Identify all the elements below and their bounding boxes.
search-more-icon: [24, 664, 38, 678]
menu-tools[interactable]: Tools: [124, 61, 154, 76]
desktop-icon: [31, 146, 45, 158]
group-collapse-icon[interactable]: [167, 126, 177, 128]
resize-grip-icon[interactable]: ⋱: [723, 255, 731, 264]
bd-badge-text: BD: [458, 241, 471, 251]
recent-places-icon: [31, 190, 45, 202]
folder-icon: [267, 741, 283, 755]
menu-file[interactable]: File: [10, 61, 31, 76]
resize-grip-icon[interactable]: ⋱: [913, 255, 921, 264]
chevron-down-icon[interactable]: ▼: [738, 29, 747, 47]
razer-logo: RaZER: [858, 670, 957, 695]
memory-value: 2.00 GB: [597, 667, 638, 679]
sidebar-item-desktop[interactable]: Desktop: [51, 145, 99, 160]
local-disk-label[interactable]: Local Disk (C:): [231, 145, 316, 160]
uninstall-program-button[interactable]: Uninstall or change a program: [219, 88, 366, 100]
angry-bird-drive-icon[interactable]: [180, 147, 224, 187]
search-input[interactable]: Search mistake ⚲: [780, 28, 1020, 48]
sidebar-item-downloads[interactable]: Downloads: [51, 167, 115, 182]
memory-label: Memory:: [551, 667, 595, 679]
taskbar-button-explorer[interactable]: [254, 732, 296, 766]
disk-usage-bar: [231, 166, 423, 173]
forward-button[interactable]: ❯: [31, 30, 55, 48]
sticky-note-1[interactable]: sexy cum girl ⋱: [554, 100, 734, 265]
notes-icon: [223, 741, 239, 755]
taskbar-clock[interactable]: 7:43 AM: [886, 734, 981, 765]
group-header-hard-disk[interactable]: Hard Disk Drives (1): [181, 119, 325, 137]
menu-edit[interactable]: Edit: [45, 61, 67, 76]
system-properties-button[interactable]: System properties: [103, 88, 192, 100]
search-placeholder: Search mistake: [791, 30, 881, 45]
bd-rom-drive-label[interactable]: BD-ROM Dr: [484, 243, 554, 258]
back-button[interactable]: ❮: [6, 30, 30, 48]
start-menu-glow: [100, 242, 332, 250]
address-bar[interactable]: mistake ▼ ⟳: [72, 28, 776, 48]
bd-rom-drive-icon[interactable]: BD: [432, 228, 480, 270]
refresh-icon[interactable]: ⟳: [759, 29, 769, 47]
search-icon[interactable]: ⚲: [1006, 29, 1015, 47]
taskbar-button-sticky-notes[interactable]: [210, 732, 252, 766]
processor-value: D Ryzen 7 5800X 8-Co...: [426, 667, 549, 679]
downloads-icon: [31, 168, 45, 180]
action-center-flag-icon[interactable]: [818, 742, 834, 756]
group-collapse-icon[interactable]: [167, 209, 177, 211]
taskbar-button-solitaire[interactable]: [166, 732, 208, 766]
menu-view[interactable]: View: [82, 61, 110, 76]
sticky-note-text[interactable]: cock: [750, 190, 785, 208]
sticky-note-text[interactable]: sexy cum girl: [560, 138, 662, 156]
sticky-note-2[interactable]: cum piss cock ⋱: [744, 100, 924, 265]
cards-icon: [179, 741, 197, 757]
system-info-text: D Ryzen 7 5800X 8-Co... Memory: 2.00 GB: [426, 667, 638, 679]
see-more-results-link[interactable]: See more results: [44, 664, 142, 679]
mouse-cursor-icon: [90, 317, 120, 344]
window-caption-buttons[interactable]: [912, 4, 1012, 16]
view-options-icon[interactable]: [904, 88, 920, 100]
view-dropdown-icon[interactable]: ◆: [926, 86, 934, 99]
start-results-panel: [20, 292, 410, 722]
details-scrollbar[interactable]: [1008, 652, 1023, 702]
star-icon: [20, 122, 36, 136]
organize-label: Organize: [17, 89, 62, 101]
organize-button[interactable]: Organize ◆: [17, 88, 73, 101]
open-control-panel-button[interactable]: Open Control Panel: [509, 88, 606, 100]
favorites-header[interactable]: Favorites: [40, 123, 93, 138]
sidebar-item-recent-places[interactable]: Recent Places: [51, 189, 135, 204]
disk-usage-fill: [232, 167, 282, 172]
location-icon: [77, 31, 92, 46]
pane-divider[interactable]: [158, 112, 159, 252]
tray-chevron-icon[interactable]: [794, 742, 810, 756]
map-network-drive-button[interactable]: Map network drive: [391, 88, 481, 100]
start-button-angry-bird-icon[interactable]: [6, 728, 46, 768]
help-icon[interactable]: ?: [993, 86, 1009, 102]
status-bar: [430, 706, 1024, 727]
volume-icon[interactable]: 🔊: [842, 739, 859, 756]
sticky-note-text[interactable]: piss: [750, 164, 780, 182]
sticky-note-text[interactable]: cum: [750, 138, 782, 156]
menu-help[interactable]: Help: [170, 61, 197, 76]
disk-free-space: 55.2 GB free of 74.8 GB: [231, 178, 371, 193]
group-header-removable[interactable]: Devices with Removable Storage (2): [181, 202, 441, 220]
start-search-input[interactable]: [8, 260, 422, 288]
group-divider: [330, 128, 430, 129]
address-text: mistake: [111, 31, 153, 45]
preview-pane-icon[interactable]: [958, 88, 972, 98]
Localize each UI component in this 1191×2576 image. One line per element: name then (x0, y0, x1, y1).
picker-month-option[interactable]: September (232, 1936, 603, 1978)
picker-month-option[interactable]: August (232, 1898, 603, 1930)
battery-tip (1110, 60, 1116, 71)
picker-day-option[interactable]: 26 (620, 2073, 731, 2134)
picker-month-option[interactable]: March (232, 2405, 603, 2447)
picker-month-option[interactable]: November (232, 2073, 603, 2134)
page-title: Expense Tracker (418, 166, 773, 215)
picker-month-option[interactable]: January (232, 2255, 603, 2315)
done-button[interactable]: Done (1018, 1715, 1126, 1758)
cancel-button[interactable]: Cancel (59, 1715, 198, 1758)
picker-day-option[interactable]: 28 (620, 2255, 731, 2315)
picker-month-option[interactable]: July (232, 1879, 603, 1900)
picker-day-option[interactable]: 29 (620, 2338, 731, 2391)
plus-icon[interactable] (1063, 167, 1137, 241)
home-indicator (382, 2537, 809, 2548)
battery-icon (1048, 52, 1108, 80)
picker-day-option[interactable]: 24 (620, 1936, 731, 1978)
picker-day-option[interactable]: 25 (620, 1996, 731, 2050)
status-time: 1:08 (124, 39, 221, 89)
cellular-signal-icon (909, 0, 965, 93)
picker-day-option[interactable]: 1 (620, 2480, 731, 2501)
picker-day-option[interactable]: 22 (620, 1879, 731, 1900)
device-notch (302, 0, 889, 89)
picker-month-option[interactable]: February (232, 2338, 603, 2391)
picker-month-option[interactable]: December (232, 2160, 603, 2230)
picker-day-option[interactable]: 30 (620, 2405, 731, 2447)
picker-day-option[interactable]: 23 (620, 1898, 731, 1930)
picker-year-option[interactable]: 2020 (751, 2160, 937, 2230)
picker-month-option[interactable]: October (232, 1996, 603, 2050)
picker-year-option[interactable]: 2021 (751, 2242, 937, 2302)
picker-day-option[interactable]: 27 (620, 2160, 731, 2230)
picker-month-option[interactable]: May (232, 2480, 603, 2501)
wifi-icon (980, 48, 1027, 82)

......

| Task instructions |
Replace every "picker-day-option" in the rows above with "day-picker-option", and give all the rows again with nothing else changed.

| Result of the exercise |
Identify all the elements below and their bounding boxes.
search-more-icon: [24, 664, 38, 678]
menu-tools[interactable]: Tools: [124, 61, 154, 76]
desktop-icon: [31, 146, 45, 158]
group-collapse-icon[interactable]: [167, 126, 177, 128]
resize-grip-icon[interactable]: ⋱: [723, 255, 731, 264]
bd-badge-text: BD: [458, 241, 471, 251]
recent-places-icon: [31, 190, 45, 202]
folder-icon: [267, 741, 283, 755]
menu-file[interactable]: File: [10, 61, 31, 76]
resize-grip-icon[interactable]: ⋱: [913, 255, 921, 264]
chevron-down-icon[interactable]: ▼: [738, 29, 747, 47]
razer-logo: RaZER: [858, 670, 957, 695]
memory-value: 2.00 GB: [597, 667, 638, 679]
sidebar-item-desktop[interactable]: Desktop: [51, 145, 99, 160]
local-disk-label[interactable]: Local Disk (C:): [231, 145, 316, 160]
uninstall-program-button[interactable]: Uninstall or change a program: [219, 88, 366, 100]
angry-bird-drive-icon[interactable]: [180, 147, 224, 187]
search-input[interactable]: Search mistake ⚲: [780, 28, 1020, 48]
sidebar-item-downloads[interactable]: Downloads: [51, 167, 115, 182]
memory-label: Memory:: [551, 667, 595, 679]
taskbar-button-explorer[interactable]: [254, 732, 296, 766]
disk-usage-bar: [231, 166, 423, 173]
forward-button[interactable]: ❯: [31, 30, 55, 48]
sticky-note-1[interactable]: sexy cum girl ⋱: [554, 100, 734, 265]
notes-icon: [223, 741, 239, 755]
taskbar-clock[interactable]: 7:43 AM: [886, 734, 981, 765]
group-header-hard-disk[interactable]: Hard Disk Drives (1): [181, 119, 325, 137]
menu-edit[interactable]: Edit: [45, 61, 67, 76]
system-properties-button[interactable]: System properties: [103, 88, 192, 100]
search-placeholder: Search mistake: [791, 30, 881, 45]
bd-rom-drive-label[interactable]: BD-ROM Dr: [484, 243, 554, 258]
back-button[interactable]: ❮: [6, 30, 30, 48]
start-menu-glow: [100, 242, 332, 250]
address-bar[interactable]: mistake ▼ ⟳: [72, 28, 776, 48]
bd-rom-drive-icon[interactable]: BD: [432, 228, 480, 270]
refresh-icon[interactable]: ⟳: [759, 29, 769, 47]
search-icon[interactable]: ⚲: [1006, 29, 1015, 47]
taskbar-button-sticky-notes[interactable]: [210, 732, 252, 766]
processor-value: D Ryzen 7 5800X 8-Co...: [426, 667, 549, 679]
downloads-icon: [31, 168, 45, 180]
action-center-flag-icon[interactable]: [818, 742, 834, 756]
group-collapse-icon[interactable]: [167, 209, 177, 211]
taskbar-button-solitaire[interactable]: [166, 732, 208, 766]
menu-view[interactable]: View: [82, 61, 110, 76]
sticky-note-text[interactable]: cock: [750, 190, 785, 208]
sticky-note-text[interactable]: sexy cum girl: [560, 138, 662, 156]
sticky-note-2[interactable]: cum piss cock ⋱: [744, 100, 924, 265]
cards-icon: [179, 741, 197, 757]
system-info-text: D Ryzen 7 5800X 8-Co... Memory: 2.00 GB: [426, 667, 638, 679]
see-more-results-link[interactable]: See more results: [44, 664, 142, 679]
mouse-cursor-icon: [90, 317, 120, 344]
window-caption-buttons[interactable]: [912, 4, 1012, 16]
view-options-icon[interactable]: [904, 88, 920, 100]
view-dropdown-icon[interactable]: ◆: [926, 86, 934, 99]
start-results-panel: [20, 292, 410, 722]
details-scrollbar[interactable]: [1008, 652, 1023, 702]
star-icon: [20, 122, 36, 136]
organize-label: Organize: [17, 89, 62, 101]
organize-button[interactable]: Organize ◆: [17, 88, 73, 101]
open-control-panel-button[interactable]: Open Control Panel: [509, 88, 606, 100]
favorites-header[interactable]: Favorites: [40, 123, 93, 138]
sidebar-item-recent-places[interactable]: Recent Places: [51, 189, 135, 204]
disk-usage-fill: [232, 167, 282, 172]
location-icon: [77, 31, 92, 46]
pane-divider[interactable]: [158, 112, 159, 252]
tray-chevron-icon[interactable]: [794, 742, 810, 756]
map-network-drive-button[interactable]: Map network drive: [391, 88, 481, 100]
start-button-angry-bird-icon[interactable]: [6, 728, 46, 768]
help-icon[interactable]: ?: [993, 86, 1009, 102]
status-bar: [430, 706, 1024, 727]
volume-icon[interactable]: 🔊: [842, 739, 859, 756]
sticky-note-text[interactable]: piss: [750, 164, 780, 182]
sticky-note-text[interactable]: cum: [750, 138, 782, 156]
menu-help[interactable]: Help: [170, 61, 197, 76]
disk-free-space: 55.2 GB free of 74.8 GB: [231, 178, 371, 193]
group-header-removable[interactable]: Devices with Removable Storage (2): [181, 202, 441, 220]
start-search-input[interactable]: [8, 260, 422, 288]
group-divider: [330, 128, 430, 129]
address-text: mistake: [111, 31, 153, 45]
preview-pane-icon[interactable]: [958, 88, 972, 98]
Localize each UI component in this 1191×2576 image. One line per element: name then (x0, y0, x1, y1).
picker-month-option[interactable]: September (232, 1936, 603, 1978)
picker-month-option[interactable]: August (232, 1898, 603, 1930)
battery-tip (1110, 60, 1116, 71)
day-picker-option[interactable]: 26 (620, 2073, 731, 2134)
picker-month-option[interactable]: March (232, 2405, 603, 2447)
picker-month-option[interactable]: November (232, 2073, 603, 2134)
page-title: Expense Tracker (418, 166, 773, 215)
picker-month-option[interactable]: January (232, 2255, 603, 2315)
done-button[interactable]: Done (1018, 1715, 1126, 1758)
cancel-button[interactable]: Cancel (59, 1715, 198, 1758)
day-picker-option[interactable]: 28 (620, 2255, 731, 2315)
picker-month-option[interactable]: July (232, 1879, 603, 1900)
day-picker-option[interactable]: 29 (620, 2338, 731, 2391)
plus-icon[interactable] (1063, 167, 1137, 241)
home-indicator (382, 2537, 809, 2548)
battery-icon (1048, 52, 1108, 80)
day-picker-option[interactable]: 24 (620, 1936, 731, 1978)
day-picker-option[interactable]: 25 (620, 1996, 731, 2050)
status-time: 1:08 (124, 39, 221, 89)
cellular-signal-icon (909, 0, 965, 93)
day-picker-option[interactable]: 1 (620, 2480, 731, 2501)
day-picker-option[interactable]: 22 (620, 1879, 731, 1900)
device-notch (302, 0, 889, 89)
picker-month-option[interactable]: February (232, 2338, 603, 2391)
picker-month-option[interactable]: December (232, 2160, 603, 2230)
day-picker-option[interactable]: 30 (620, 2405, 731, 2447)
day-picker-option[interactable]: 23 (620, 1898, 731, 1930)
picker-year-option[interactable]: 2020 (751, 2160, 937, 2230)
picker-month-option[interactable]: October (232, 1996, 603, 2050)
picker-year-option[interactable]: 2021 (751, 2242, 937, 2302)
day-picker-option[interactable]: 27 (620, 2160, 731, 2230)
picker-month-option[interactable]: May (232, 2480, 603, 2501)
wifi-icon (980, 48, 1027, 82)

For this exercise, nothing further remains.